**Provided text:**
Snuffles, sneezing, noisy breathing, snoring and nasal discharge are signs of nasal and sinus disease.
In young cats the flu viruses – feline herpesvirus and calicivirus – are the most common cause. These viruses damage the nasal mucosa and then bacteria infect the nasal passages causing a pussy discharge and a loss of appetite. In some cats this leads to chronic or lifetime infection of the fine bones within the nose and sinuses.
Young to middle age cats sometimes acquire fungal infections like cryptococcosis and aspergillosis if they spend a lot of time outdoors.
Inflammatory polyps at the back of the nose in the nasal part of the throat cause snuffles and snoring in some cats.
Physical damage from foreign objects in the nose like grass seeds, cat bites or car accidents, or associated with severe dental disease
will cause snuffles and nasal discharge in any age cat.

**Questions on the material:**
1) Summarize the passage on nasal and sinus disease in cats in two sentences.
2) List every sign of nasal and sinus disease named in the passage on cats.

[Document layout analysis data]
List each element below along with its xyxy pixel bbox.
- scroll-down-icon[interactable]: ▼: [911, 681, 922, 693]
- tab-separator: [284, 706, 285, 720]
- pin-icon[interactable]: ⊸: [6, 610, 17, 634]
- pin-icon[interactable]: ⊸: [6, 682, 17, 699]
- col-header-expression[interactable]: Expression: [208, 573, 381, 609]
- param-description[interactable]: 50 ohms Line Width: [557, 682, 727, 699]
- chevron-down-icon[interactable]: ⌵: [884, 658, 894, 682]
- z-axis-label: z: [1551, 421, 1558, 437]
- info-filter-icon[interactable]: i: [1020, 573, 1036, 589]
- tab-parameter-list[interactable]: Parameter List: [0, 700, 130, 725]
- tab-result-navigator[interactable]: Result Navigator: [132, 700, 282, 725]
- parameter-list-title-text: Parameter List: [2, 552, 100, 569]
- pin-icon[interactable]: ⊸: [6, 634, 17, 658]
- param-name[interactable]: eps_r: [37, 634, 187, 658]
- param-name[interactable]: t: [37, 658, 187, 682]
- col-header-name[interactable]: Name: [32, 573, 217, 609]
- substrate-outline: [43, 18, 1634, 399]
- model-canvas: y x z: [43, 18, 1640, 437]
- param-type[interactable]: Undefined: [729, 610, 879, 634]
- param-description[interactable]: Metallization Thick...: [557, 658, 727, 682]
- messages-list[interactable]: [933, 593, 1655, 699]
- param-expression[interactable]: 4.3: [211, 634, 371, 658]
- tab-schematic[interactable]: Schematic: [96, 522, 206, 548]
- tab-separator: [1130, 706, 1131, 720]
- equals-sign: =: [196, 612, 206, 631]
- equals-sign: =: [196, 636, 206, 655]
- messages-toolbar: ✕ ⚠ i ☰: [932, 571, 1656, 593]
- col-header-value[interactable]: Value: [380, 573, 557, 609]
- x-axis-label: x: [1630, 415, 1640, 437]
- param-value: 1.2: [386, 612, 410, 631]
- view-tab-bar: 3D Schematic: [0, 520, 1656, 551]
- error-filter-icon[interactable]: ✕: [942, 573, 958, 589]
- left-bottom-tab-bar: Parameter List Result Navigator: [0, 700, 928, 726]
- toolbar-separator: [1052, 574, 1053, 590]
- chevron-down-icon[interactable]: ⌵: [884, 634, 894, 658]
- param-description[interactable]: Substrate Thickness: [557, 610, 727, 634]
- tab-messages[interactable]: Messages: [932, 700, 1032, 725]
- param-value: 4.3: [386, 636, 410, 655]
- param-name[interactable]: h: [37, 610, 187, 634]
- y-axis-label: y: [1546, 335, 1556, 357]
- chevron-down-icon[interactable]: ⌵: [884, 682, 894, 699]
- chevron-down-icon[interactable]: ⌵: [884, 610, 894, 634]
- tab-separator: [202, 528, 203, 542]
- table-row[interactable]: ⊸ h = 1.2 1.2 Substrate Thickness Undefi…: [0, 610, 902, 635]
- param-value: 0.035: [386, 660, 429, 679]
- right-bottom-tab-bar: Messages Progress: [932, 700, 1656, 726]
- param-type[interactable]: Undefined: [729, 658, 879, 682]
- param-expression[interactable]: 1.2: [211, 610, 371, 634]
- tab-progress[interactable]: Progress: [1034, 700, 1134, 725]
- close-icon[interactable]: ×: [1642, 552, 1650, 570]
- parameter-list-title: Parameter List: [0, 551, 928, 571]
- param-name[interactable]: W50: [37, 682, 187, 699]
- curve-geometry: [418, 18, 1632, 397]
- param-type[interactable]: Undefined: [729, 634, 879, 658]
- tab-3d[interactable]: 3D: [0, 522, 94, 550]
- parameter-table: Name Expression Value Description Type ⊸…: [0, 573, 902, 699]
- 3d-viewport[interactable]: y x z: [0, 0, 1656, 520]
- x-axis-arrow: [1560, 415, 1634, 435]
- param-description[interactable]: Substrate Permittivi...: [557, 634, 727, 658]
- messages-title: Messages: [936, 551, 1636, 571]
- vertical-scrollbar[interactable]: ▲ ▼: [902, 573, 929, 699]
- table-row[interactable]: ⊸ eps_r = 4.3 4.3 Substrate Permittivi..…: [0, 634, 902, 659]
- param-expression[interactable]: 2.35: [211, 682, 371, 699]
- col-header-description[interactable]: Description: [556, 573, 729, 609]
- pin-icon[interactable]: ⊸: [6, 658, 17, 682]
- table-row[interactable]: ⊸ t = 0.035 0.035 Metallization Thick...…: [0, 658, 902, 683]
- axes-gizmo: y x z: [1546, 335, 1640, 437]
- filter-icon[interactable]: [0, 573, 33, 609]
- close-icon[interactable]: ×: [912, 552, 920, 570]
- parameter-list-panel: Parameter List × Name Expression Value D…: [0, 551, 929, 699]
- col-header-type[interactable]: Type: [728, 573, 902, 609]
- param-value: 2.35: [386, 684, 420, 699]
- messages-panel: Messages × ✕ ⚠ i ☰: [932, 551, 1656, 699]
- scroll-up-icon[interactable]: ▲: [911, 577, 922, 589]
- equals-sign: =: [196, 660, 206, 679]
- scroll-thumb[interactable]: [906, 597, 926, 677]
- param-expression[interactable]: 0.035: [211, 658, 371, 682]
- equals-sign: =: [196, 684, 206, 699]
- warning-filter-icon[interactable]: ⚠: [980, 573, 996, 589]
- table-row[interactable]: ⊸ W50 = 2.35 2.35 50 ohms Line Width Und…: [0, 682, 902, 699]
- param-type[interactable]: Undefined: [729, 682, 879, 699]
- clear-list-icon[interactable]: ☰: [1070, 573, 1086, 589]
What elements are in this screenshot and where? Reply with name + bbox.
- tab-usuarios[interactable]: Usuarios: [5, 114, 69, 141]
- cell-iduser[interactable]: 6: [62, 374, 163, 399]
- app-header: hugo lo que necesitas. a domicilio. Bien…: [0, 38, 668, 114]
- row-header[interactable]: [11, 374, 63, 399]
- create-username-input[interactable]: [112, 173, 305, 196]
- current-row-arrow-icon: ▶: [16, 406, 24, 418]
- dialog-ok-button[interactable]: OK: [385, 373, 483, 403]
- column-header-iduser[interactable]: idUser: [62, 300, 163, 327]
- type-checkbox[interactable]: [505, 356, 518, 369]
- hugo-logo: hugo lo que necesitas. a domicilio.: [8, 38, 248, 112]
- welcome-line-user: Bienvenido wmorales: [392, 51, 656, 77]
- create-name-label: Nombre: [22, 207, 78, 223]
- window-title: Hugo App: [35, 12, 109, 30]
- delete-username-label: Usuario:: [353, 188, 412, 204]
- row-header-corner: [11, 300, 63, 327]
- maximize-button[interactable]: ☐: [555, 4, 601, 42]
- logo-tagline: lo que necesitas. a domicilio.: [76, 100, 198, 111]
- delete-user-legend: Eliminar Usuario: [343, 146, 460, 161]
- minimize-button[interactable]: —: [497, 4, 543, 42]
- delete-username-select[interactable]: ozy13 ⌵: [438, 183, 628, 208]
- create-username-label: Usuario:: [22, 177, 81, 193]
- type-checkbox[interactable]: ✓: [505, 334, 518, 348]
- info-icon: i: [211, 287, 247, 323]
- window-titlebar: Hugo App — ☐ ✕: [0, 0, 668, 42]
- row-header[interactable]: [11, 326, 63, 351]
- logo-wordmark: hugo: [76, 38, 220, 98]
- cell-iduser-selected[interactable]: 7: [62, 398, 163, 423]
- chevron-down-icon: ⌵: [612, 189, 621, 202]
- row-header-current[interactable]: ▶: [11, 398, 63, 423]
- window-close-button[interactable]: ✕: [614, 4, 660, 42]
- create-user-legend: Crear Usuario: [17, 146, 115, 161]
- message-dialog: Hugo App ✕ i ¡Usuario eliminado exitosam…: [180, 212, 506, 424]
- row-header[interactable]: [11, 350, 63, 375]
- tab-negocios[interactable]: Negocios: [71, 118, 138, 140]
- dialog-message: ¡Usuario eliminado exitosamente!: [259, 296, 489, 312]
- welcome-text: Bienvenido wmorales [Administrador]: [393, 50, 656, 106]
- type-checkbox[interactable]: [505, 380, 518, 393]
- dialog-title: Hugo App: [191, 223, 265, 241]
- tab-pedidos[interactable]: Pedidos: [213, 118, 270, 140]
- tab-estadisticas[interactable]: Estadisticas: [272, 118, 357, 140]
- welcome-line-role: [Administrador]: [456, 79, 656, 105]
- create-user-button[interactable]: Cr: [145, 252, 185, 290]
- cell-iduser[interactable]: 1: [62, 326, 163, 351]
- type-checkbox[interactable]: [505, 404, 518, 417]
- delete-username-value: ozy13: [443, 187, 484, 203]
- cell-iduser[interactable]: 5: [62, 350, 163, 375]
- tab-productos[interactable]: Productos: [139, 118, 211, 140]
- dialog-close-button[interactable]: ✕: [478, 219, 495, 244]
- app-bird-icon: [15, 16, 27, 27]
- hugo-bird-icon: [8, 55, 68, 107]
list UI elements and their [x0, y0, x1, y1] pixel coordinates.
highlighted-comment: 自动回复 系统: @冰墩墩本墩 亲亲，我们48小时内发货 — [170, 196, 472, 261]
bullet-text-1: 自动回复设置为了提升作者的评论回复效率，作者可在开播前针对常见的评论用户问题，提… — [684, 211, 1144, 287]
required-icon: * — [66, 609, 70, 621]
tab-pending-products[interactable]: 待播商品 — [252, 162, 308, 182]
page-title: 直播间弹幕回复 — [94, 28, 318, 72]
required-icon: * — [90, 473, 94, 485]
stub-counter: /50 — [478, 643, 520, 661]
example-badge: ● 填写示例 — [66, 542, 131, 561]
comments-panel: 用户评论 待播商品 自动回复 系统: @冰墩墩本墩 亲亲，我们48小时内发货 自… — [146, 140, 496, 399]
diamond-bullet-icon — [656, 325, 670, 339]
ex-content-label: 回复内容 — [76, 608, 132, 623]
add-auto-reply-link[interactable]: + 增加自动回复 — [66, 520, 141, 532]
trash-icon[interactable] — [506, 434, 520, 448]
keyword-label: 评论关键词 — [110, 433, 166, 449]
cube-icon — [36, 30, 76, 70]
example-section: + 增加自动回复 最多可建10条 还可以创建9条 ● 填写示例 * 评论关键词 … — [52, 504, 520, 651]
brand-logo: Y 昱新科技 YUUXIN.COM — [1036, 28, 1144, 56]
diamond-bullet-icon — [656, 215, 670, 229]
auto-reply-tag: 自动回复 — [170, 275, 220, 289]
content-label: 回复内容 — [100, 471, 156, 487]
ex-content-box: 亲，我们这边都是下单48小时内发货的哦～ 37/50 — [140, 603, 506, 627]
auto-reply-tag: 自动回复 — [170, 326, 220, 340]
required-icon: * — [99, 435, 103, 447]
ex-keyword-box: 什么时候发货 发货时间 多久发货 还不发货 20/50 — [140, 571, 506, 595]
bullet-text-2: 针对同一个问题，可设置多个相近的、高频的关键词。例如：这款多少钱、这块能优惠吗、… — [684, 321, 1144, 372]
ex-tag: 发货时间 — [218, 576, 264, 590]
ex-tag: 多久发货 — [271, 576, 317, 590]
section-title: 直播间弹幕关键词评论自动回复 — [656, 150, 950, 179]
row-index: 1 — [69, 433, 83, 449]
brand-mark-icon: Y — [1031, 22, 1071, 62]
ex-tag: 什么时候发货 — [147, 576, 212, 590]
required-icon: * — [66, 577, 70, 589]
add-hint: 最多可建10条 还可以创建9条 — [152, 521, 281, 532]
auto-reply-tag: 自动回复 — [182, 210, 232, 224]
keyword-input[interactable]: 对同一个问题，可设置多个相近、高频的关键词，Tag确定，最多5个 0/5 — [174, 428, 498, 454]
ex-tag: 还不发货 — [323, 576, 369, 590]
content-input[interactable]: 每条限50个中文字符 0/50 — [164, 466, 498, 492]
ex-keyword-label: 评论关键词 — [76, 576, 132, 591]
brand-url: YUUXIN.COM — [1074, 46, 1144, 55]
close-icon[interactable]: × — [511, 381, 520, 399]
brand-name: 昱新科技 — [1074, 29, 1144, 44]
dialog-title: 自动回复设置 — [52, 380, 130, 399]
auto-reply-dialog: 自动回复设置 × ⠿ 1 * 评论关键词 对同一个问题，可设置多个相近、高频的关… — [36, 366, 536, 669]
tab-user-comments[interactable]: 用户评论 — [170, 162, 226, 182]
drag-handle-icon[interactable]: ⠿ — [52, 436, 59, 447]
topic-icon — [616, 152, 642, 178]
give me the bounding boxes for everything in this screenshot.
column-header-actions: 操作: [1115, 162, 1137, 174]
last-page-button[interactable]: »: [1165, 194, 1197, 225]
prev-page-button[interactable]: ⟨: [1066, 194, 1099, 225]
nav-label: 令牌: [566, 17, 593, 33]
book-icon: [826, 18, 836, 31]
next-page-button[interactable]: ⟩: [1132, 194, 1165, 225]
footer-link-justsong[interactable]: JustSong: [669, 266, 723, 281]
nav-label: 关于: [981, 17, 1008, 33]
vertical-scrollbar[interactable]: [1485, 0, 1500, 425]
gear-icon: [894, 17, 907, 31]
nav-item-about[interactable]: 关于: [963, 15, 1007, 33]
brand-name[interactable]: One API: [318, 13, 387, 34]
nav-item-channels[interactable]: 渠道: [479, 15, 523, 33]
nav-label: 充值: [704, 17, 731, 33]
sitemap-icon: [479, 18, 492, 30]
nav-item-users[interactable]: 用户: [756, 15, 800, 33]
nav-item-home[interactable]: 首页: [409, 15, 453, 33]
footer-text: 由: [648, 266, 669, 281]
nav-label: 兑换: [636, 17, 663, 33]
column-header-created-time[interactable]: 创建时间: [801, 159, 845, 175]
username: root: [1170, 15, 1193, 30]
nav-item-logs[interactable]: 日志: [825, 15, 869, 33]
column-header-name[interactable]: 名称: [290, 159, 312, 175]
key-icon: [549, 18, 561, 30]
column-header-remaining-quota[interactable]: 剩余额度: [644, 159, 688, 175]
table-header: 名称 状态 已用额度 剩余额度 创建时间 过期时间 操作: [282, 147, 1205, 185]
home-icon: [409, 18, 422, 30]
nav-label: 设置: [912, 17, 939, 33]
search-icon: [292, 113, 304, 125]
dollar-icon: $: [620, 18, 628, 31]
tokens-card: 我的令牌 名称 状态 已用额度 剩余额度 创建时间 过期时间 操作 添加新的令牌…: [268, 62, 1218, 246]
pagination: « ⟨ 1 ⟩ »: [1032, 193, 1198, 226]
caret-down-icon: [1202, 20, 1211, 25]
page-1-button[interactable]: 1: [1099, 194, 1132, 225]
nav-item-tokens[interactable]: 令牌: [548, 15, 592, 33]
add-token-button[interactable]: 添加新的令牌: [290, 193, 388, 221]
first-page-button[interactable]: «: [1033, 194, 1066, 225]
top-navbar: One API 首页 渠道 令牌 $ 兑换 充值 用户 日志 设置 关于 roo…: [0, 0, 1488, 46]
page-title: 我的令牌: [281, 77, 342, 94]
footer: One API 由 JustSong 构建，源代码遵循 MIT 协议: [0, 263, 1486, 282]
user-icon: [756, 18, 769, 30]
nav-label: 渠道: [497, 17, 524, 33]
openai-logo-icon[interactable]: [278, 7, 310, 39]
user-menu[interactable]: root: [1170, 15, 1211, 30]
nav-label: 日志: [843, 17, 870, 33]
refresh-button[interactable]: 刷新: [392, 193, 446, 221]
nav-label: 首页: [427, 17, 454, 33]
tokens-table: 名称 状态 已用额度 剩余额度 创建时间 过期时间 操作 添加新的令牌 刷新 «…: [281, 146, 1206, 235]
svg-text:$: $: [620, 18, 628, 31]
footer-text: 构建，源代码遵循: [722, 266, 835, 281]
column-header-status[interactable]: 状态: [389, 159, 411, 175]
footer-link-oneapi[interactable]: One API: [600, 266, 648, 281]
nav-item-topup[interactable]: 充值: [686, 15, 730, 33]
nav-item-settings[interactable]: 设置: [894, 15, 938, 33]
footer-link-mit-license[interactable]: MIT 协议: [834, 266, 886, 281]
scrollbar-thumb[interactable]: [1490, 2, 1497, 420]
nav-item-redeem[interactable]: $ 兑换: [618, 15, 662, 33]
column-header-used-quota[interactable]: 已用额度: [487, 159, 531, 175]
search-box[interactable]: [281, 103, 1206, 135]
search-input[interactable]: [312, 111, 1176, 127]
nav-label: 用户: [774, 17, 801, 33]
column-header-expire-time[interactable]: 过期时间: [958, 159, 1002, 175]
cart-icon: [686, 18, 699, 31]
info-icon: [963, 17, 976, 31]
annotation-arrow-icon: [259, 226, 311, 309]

**Expected outputs:**
1) Snuffles, sneezing, noisy breathing, snoring and nasal discharge are signs of nasal and sinus disease in cats. Causes include the flu viruses in young cats, fungal infections in young to middle-aged cats that spend a lot of time outdoors, inflammatory polyps at the back of the nose, and physical damage from foreign objects, cat bites, car accidents or severe dental disease.

2)
- Snuffles
- Sneezing
- Noisy breathing
- Snoring
- Nasal discharge